What you have to do. Copy the data that follows exactly. Include no pictures.

Records for this exercise.
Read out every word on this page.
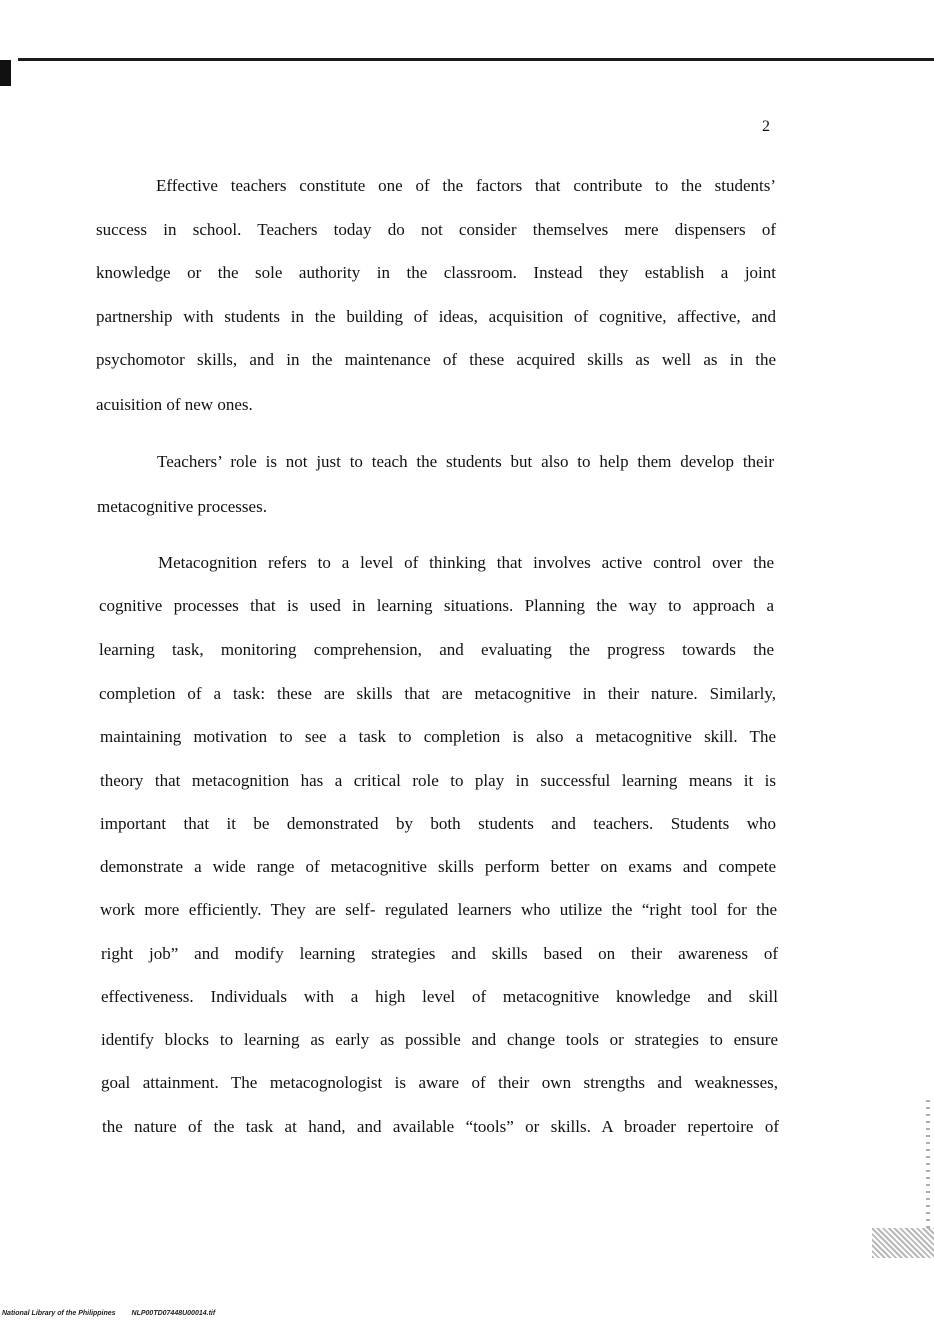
2
Effective teachers constitute one of the factors that contribute to the students’
success in school. Teachers today do not consider themselves mere dispensers of
knowledge or the sole authority in the classroom. Instead they establish a joint
partnership with students in the building of ideas, acquisition of cognitive, affective, and
psychomotor skills, and in the maintenance of these acquired skills as well as in the
acuisition of new ones.
Teachers’ role is not just to teach the students but also to help them develop their
metacognitive processes.
Metacognition refers to a level of thinking that involves active control over the
cognitive processes that is used in learning situations. Planning the way to approach a
learning task, monitoring comprehension, and evaluating the progress towards the
completion of a task: these are skills that are metacognitive in their nature. Similarly,
maintaining motivation to see a task to completion is also a metacognitive skill. The
theory that metacognition has a critical role to play in successful learning means it is
important that it be demonstrated by both students and teachers. Students who
demonstrate a wide range of metacognitive skills perform better on exams and compete
work more efficiently. They are self- regulated learners who utilize the “right tool for the
right job” and modify learning strategies and skills based on their awareness of
effectiveness. Individuals with a high level of metacognitive knowledge and skill
identify blocks to learning as early as possible and change tools or strategies to ensure
goal attainment. The metacognologist is aware of their own strengths and weaknesses,
the nature of the task at hand, and available “tools” or skills. A broader repertoire of
National Library of the Philippines NLP00TD07448U00014.tif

Result.
Read out every word on this page.
2
Effective teachers constitute one of the factors that contribute to the students’
success in school. Teachers today do not consider themselves mere dispensers of
knowledge or the sole authority in the classroom. Instead they establish a joint
partnership with students in the building of ideas, acquisition of cognitive, affective, and
psychomotor skills, and in the maintenance of these acquired skills as well as in the
acuisition of new ones.
Teachers’ role is not just to teach the students but also to help them develop their
metacognitive processes.
Metacognition refers to a level of thinking that involves active control over the
cognitive processes that is used in learning situations. Planning the way to approach a
learning task, monitoring comprehension, and evaluating the progress towards the
completion of a task: these are skills that are metacognitive in their nature. Similarly,
maintaining motivation to see a task to completion is also a metacognitive skill. The
theory that metacognition has a critical role to play in successful learning means it is
important that it be demonstrated by both students and teachers. Students who
demonstrate a wide range of metacognitive skills perform better on exams and compete
work more efficiently. They are self- regulated learners who utilize the “right tool for the
right job” and modify learning strategies and skills based on their awareness of
effectiveness. Individuals with a high level of metacognitive knowledge and skill
identify blocks to learning as early as possible and change tools or strategies to ensure
goal attainment. The metacognologist is aware of their own strengths and weaknesses,
the nature of the task at hand, and available “tools” or skills. A broader repertoire of
National Library of the Philippines NLP00TD07448U00014.tif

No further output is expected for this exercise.